I keep thinking I need to at least spend a while considering how possibly a browser might technically introduce undo / redo for arbitrary websites. This is what I would be trying to accomplish, if I held the necessary influence with the Edge team. Even the ability to be informed whatever it is that I just did to the page, would be enormously valuable to me and everyone I know. I'm going to risk thinking that since Microsoft are contributing to the chrome codebase, and the default supposition is surely that Microsoft wouldn't want any advancement of any features that have desktop equivalence, maybe a diplomatic possibility exists for introducing the semantics and accessibility consistency we desperately need, by a little sacrifice. I would love to be able to hit a key combination inside a Azure page, that thanks to the aforementioned accessibility standards, had a (possibly expanded) command line consistent equivalent and, permitting a little browser specific markup, could, with a single further stroke, break the interaction out of the browser and into powershell. It seems to be the aim for Microsoft to be the universal developer interface for all. This is entirely consistent with the same idea. The number of developers is only likely to be increasingly close to the whole user base of PCs, as voice and other interfaces develop. Get VSC for VB6 on Android and the job's done, in one short generation ...

I just manage cdn and domains with this interface, it is super annoying, slow and complicated, already. I don't want to know how it is with more complex stuff...

The API is probably your only chance..

One additional point... it would be GREAT if I could have a chat channel in MS Teams with just notifications of @user/group where I am a part of that user/group in VSTS. I get so many emails, I really can't/don't keep up with it. Generally, email for this type of thing sucks, and the email doesn't show the meat of what you need to see.

---+---

*THINGS TO DO*
A - Transcribe the part of the page text above that opens with the words containing "I just manage" and closes with "your only chance..".
B - Render this sentence from the page text above in Spanish: "It seems to be the aim for Microsoft to be the universal developer interface for all."
C - Resume the comment thread above about browser undo and the Azure interface, picking up after its final sentence.

---+---

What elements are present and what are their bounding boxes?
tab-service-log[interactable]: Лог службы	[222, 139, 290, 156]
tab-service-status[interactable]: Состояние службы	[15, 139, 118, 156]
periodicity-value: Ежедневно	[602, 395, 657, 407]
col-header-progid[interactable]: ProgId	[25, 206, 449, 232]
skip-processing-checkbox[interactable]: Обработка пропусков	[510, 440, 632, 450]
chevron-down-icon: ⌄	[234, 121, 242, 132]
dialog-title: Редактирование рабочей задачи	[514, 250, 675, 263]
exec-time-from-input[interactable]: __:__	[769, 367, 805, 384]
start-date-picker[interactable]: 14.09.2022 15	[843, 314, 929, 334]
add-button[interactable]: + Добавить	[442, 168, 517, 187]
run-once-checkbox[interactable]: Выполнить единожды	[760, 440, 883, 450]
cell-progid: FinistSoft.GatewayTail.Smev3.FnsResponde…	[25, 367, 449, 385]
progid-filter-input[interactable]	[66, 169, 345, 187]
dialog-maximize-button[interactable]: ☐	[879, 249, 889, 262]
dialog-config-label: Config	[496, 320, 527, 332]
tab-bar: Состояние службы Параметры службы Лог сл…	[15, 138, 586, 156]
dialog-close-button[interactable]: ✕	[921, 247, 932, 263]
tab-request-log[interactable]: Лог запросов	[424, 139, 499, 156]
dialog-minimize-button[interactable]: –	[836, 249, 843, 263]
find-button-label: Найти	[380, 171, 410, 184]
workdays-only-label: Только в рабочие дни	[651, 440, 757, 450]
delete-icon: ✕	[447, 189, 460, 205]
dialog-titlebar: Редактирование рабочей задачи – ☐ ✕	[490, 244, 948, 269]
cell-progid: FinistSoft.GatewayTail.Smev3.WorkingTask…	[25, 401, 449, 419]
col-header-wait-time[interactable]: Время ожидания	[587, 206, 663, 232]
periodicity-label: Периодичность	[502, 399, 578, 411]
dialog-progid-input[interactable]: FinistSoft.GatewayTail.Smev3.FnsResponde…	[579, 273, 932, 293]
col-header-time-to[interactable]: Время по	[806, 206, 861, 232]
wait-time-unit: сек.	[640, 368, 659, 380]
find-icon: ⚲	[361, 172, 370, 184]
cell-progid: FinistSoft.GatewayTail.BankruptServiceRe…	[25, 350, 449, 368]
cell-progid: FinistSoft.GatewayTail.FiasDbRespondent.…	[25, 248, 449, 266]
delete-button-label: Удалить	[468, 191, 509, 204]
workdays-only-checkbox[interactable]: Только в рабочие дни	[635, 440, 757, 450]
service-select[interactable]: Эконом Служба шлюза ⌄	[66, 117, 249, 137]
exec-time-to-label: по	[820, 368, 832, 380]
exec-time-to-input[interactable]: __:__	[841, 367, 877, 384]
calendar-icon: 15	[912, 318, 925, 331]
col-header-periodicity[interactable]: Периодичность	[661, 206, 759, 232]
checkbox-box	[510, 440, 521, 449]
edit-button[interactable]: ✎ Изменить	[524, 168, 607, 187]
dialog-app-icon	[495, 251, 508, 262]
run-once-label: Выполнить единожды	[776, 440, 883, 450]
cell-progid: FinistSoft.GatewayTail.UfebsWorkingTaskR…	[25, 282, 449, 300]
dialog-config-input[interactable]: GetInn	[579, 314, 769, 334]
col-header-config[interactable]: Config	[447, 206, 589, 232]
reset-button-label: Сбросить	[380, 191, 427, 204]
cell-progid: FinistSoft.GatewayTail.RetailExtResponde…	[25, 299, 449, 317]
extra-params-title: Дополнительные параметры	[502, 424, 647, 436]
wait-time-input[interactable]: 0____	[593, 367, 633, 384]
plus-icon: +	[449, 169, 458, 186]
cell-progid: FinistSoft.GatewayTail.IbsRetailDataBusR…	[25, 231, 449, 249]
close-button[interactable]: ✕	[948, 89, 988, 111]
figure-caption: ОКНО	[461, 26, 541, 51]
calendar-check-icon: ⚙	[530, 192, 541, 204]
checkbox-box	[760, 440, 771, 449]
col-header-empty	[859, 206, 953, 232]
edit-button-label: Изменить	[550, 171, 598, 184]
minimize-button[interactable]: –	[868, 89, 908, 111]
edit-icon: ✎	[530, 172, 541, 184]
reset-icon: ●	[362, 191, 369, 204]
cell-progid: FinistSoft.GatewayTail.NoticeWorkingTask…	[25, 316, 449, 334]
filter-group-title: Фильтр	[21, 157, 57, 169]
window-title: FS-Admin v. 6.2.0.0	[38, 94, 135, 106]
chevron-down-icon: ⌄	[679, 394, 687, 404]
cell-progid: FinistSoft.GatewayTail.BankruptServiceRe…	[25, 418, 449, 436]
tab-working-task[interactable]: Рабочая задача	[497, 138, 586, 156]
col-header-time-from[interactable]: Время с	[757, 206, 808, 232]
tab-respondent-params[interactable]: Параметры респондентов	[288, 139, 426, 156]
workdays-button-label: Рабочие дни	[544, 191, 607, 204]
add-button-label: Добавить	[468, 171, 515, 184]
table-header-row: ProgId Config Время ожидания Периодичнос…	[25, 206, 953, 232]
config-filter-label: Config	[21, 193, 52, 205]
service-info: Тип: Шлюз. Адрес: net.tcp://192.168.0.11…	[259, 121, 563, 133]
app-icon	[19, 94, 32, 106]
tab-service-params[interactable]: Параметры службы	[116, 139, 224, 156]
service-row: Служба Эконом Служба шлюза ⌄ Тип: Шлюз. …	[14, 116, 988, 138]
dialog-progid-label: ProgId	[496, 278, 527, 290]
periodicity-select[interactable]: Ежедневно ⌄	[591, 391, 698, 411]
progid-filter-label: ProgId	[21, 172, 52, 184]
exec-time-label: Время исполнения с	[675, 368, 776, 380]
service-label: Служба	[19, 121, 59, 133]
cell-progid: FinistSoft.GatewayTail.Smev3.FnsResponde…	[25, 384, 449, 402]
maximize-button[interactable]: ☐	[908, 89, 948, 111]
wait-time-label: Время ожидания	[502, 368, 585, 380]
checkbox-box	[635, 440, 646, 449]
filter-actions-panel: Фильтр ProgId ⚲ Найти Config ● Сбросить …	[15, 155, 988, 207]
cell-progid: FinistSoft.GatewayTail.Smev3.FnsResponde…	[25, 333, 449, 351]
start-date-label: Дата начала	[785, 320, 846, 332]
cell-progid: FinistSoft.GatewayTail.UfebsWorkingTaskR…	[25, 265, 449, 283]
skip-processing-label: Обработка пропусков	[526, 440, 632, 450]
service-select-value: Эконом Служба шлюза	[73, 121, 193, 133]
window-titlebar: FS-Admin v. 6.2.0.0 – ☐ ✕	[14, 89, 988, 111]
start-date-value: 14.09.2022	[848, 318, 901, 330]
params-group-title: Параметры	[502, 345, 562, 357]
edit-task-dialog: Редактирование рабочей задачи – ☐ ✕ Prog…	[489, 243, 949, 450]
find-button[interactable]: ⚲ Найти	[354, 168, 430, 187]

---+---

*RESPONSES TO THE EXERCISE*
A -
I just manage cdn and domains with this interface, it is super annoying, slow and complicated, already. I don't want to know how it is with more complex stuff...

The API is probably your only chance..

B - Parece que la meta de Microsoft es ser la interfaz universal de desarrollo para todos.

C -
A dashboard interface for messages/notifications in VSTS would be helpful.

Aside, switching to a GraphQL type interface with something that updates your UI consistently would be nice. Some screens update fine, others just get lost/disconnected and you don't even know where you are at.

Overall, I haven't experienced the agent issues in TFA, but I've had plenty of other issues and continue to use the beast that I know. I do think the issue tracking is decent and the integration is as nice as other products I've tried imho. Sometimes simpler is easier though.

Windows Development MVP here.

I feel like I must shoulder some of the responsibility here for not being louder about these issues. But must say, I'm disappointed to hear you're "surprised" about the UX issues. I've been telling your folks the UX is dreadful (e.g. as far back as pre-launch) and kept hearing back "we know, we're fixing it". I'll start formalizing the feedback and push it through the pipes, stay tuned. I'm also local (Bellevue), would love to come in and try to pipeline our relatively simple oss .net/wpf/uwp app. I suspect it'll be an eye opener for the both of us.

Some examples:

* You can't build a pipeline with a git repo. that contains submodules

* Found it impossible to edit the PATH for some custom tooling

* The New Pipeline experience just doesn't make a lot of sense, new users clicking around will eventually end up at the wrong Docs.

Here's my experience with Microsoft.

I believe their feedback mechanisms are placebo, pacifiers for loud people. Microsoft pesters you to give feedback and works hard to ignore them. And then goes ahead with what they initially planned. At the end, they'll announce - "We had delivered what you wanted. Based on feedback..."

And then you start wondering if you're in the minority and other people are simply crazy until you see multiple complaints about the same things.

Their music app, Windows phone, Windows 10, Skype and Edge are where I experienced this. In all cases, user experience kept getting worse with each "IMPROVEMENT."

The only time Microsoft listens is when people ignore official feedback channels and there are massive outcries on many fronts. Even then, Microsoft often retreats only temporary.

Yes. Incidentally Connect used to be a placebo for us enterprise lot. This has been going on for a long time.

And I get told regularly by people who only use the Microsoft ecosystem that’s it is me who is the problem as well!? These people are just assuming the status quo is being punched in the dick all day.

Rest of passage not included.